▶ **SHORT EXERCISE**: Print the records again, character for character.

[Items from a figure collection]
▽
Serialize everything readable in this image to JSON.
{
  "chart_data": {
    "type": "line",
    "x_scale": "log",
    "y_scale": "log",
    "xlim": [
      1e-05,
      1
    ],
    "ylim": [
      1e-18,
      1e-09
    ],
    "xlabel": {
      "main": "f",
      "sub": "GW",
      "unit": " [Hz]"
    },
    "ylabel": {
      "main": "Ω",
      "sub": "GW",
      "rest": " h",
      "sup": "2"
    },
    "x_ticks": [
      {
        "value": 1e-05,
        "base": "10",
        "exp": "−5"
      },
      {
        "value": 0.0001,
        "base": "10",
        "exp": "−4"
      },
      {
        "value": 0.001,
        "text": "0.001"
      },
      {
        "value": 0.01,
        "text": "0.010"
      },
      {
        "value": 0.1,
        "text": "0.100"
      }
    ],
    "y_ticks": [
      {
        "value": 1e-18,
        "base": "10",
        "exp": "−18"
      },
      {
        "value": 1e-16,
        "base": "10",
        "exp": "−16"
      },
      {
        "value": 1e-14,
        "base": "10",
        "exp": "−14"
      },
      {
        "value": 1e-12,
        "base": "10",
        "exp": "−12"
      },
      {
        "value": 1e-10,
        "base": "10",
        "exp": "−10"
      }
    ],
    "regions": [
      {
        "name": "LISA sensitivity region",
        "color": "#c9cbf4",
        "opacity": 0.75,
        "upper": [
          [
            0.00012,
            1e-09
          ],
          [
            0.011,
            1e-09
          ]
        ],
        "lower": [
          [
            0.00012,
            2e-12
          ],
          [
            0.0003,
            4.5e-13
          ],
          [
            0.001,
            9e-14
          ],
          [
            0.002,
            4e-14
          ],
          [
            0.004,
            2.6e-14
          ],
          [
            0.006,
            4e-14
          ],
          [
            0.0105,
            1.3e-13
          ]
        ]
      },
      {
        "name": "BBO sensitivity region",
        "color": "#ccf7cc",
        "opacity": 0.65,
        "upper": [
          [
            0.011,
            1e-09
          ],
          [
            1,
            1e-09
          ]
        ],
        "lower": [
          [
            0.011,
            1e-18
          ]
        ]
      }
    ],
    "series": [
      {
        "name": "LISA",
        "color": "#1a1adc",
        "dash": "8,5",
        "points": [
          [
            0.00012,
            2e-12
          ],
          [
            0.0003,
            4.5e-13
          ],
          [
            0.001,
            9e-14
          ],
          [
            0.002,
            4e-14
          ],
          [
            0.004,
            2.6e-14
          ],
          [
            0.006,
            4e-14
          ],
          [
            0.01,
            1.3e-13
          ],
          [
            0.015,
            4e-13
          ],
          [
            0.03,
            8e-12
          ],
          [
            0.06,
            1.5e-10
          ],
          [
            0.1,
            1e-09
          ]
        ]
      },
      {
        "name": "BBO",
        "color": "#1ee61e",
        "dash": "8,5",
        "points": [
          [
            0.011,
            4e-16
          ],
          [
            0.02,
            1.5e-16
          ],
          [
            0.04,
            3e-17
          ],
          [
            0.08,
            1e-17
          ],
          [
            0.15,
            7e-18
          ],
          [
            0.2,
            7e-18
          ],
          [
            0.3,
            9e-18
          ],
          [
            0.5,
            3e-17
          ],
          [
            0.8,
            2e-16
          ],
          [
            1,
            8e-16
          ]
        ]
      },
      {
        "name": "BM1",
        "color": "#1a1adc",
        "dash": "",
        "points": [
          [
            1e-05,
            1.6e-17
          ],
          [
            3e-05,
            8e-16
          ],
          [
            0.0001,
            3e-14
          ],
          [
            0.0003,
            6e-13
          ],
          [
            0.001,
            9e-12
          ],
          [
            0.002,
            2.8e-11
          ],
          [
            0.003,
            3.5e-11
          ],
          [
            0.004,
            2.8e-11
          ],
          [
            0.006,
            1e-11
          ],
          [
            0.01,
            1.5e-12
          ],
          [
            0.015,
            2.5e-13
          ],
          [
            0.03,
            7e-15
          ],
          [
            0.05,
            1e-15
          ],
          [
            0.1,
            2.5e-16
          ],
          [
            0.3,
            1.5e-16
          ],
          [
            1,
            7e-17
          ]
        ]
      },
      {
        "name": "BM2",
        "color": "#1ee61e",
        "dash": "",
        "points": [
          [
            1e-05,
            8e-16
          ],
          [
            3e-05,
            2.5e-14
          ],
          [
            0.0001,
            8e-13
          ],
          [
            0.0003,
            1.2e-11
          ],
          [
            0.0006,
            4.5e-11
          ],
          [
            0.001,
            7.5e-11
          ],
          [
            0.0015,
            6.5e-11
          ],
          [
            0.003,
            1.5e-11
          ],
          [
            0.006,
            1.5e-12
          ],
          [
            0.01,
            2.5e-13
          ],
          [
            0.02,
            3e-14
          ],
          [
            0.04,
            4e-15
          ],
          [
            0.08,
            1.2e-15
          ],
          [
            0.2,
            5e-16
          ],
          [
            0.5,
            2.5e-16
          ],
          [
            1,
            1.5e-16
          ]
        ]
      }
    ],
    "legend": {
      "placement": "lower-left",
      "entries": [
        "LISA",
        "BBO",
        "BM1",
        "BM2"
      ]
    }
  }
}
△
▶ **ANSWER TO THE EXERCISE**:
Serialize everything readable in this image to JSON.
{
  "chart_data": {
    "type": "line",
    "x_scale": "log",
    "y_scale": "log",
    "xlim": [
      1e-05,
      1
    ],
    "ylim": [
      1e-18,
      1e-09
    ],
    "xlabel": {
      "main": "f",
      "sub": "GW",
      "unit": " [Hz]"
    },
    "ylabel": {
      "main": "Ω",
      "sub": "GW",
      "rest": " h",
      "sup": "2"
    },
    "x_ticks": [
      {
        "value": 1e-05,
        "base": "10",
        "exp": "−5"
      },
      {
        "value": 0.0001,
        "base": "10",
        "exp": "−4"
      },
      {
        "value": 0.001,
        "text": "0.001"
      },
      {
        "value": 0.01,
        "text": "0.010"
      },
      {
        "value": 0.1,
        "text": "0.100"
      }
    ],
    "y_ticks": [
      {
        "value": 1e-18,
        "base": "10",
        "exp": "−18"
      },
      {
        "value": 1e-16,
        "base": "10",
        "exp": "−16"
      },
      {
        "value": 1e-14,
        "base": "10",
        "exp": "−14"
      },
      {
        "value": 1e-12,
        "base": "10",
        "exp": "−12"
      },
      {
        "value": 1e-10,
        "base": "10",
        "exp": "−10"
      }
    ],
    "regions": [
      {
        "name": "LISA sensitivity region",
        "color": "#c9cbf4",
        "opacity": 0.75,
        "upper": [
          [
            0.00012,
            1e-09
          ],
          [
            0.011,
            1e-09
          ]
        ],
        "lower": [
          [
            0.00012,
            2e-12
          ],
          [
            0.0003,
            4.5e-13
          ],
          [
            0.001,
            9e-14
          ],
          [
            0.002,
            4e-14
          ],
          [
            0.004,
            2.6e-14
          ],
          [
            0.006,
            4e-14
          ],
          [
            0.0105,
            1.3e-13
          ]
        ]
      },
      {
        "name": "BBO sensitivity region",
        "color": "#ccf7cc",
        "opacity": 0.65,
        "upper": [
          [
            0.011,
            1e-09
          ],
          [
            1,
            1e-09
          ]
        ],
        "lower": [
          [
            0.011,
            1e-18
          ]
        ]
      }
    ],
    "series": [
      {
        "name": "LISA",
        "color": "#1a1adc",
        "dash": "8,5",
        "points": [
          [
            0.00012,
            2e-12
          ],
          [
            0.0003,
            4.5e-13
          ],
          [
            0.001,
            9e-14
          ],
          [
            0.002,
            4e-14
          ],
          [
            0.004,
            2.6e-14
          ],
          [
            0.006,
            4e-14
          ],
          [
            0.01,
            1.3e-13
          ],
          [
            0.015,
            4e-13
          ],
          [
            0.03,
            8e-12
          ],
          [
            0.06,
            1.5e-10
          ],
          [
            0.1,
            1e-09
          ]
        ]
      },
      {
        "name": "BBO",
        "color": "#1ee61e",
        "dash": "8,5",
        "points": [
          [
            0.011,
            4e-16
          ],
          [
            0.02,
            1.5e-16
          ],
          [
            0.04,
            3e-17
          ],
          [
            0.08,
            1e-17
          ],
          [
            0.15,
            7e-18
          ],
          [
            0.2,
            7e-18
          ],
          [
            0.3,
            9e-18
          ],
          [
            0.5,
            3e-17
          ],
          [
            0.8,
            2e-16
          ],
          [
            1,
            8e-16
          ]
        ]
      },
      {
        "name": "BM1",
        "color": "#1a1adc",
        "dash": "",
        "points": [
          [
            1e-05,
            1.6e-17
          ],
          [
            3e-05,
            8e-16
          ],
          [
            0.0001,
            3e-14
          ],
          [
            0.0003,
            6e-13
          ],
          [
            0.001,
            9e-12
          ],
          [
            0.002,
            2.8e-11
          ],
          [
            0.003,
            3.5e-11
          ],
          [
            0.004,
            2.8e-11
          ],
          [
            0.006,
            1e-11
          ],
          [
            0.01,
            1.5e-12
          ],
          [
            0.015,
            2.5e-13
          ],
          [
            0.03,
            7e-15
          ],
          [
            0.05,
            1e-15
          ],
          [
            0.1,
            2.5e-16
          ],
          [
            0.3,
            1.5e-16
          ],
          [
            1,
            7e-17
          ]
        ]
      },
      {
        "name": "BM2",
        "color": "#1ee61e",
        "dash": "",
        "points": [
          [
            1e-05,
            8e-16
          ],
          [
            3e-05,
            2.5e-14
          ],
          [
            0.0001,
            8e-13
          ],
          [
            0.0003,
            1.2e-11
          ],
          [
            0.0006,
            4.5e-11
          ],
          [
            0.001,
            7.5e-11
          ],
          [
            0.0015,
            6.5e-11
          ],
          [
            0.003,
            1.5e-11
          ],
          [
            0.006,
            1.5e-12
          ],
          [
            0.01,
            2.5e-13
          ],
          [
            0.02,
            3e-14
          ],
          [
            0.04,
            4e-15
          ],
          [
            0.08,
            1.2e-15
          ],
          [
            0.2,
            5e-16
          ],
          [
            0.5,
            2.5e-16
          ],
          [
            1,
            1.5e-16
          ]
        ]
      }
    ],
    "legend": {
      "placement": "lower-left",
      "entries": [
        "LISA",
        "BBO",
        "BM1",
        "BM2"
      ]
    }
  }
}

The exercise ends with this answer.